━━━━━ Record list ━━━━━

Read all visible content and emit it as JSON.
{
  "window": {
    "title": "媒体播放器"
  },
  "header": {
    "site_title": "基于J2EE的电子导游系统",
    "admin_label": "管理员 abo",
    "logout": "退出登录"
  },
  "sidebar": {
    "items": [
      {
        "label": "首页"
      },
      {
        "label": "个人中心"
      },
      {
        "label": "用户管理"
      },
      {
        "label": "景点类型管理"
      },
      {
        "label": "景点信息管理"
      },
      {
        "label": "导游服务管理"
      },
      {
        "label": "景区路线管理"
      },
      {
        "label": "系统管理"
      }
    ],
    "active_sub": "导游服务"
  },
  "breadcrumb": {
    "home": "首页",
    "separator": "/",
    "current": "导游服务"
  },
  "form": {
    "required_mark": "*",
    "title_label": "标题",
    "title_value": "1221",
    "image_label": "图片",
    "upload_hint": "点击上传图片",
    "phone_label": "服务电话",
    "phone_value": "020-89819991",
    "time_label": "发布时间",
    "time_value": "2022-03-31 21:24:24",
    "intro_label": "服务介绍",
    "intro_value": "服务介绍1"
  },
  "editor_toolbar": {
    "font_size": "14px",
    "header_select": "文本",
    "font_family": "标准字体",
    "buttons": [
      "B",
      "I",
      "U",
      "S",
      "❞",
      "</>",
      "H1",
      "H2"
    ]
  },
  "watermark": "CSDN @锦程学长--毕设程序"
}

━━━━━

_Direction_
Copy all the lines, exactly.

_Reply_
Read all visible content and emit it as JSON.
{
  "window": {
    "title": "媒体播放器"
  },
  "header": {
    "site_title": "基于J2EE的电子导游系统",
    "admin_label": "管理员 abo",
    "logout": "退出登录"
  },
  "sidebar": {
    "items": [
      {
        "label": "首页"
      },
      {
        "label": "个人中心"
      },
      {
        "label": "用户管理"
      },
      {
        "label": "景点类型管理"
      },
      {
        "label": "景点信息管理"
      },
      {
        "label": "导游服务管理"
      },
      {
        "label": "景区路线管理"
      },
      {
        "label": "系统管理"
      }
    ],
    "active_sub": "导游服务"
  },
  "breadcrumb": {
    "home": "首页",
    "separator": "/",
    "current": "导游服务"
  },
  "form": {
    "required_mark": "*",
    "title_label": "标题",
    "title_value": "1221",
    "image_label": "图片",
    "upload_hint": "点击上传图片",
    "phone_label": "服务电话",
    "phone_value": "020-89819991",
    "time_label": "发布时间",
    "time_value": "2022-03-31 21:24:24",
    "intro_label": "服务介绍",
    "intro_value": "服务介绍1"
  },
  "editor_toolbar": {
    "font_size": "14px",
    "header_select": "文本",
    "font_family": "标准字体",
    "buttons": [
      "B",
      "I",
      "U",
      "S",
      "❞",
      "</>",
      "H1",
      "H2"
    ]
  },
  "watermark": "CSDN @锦程学长--毕设程序"
}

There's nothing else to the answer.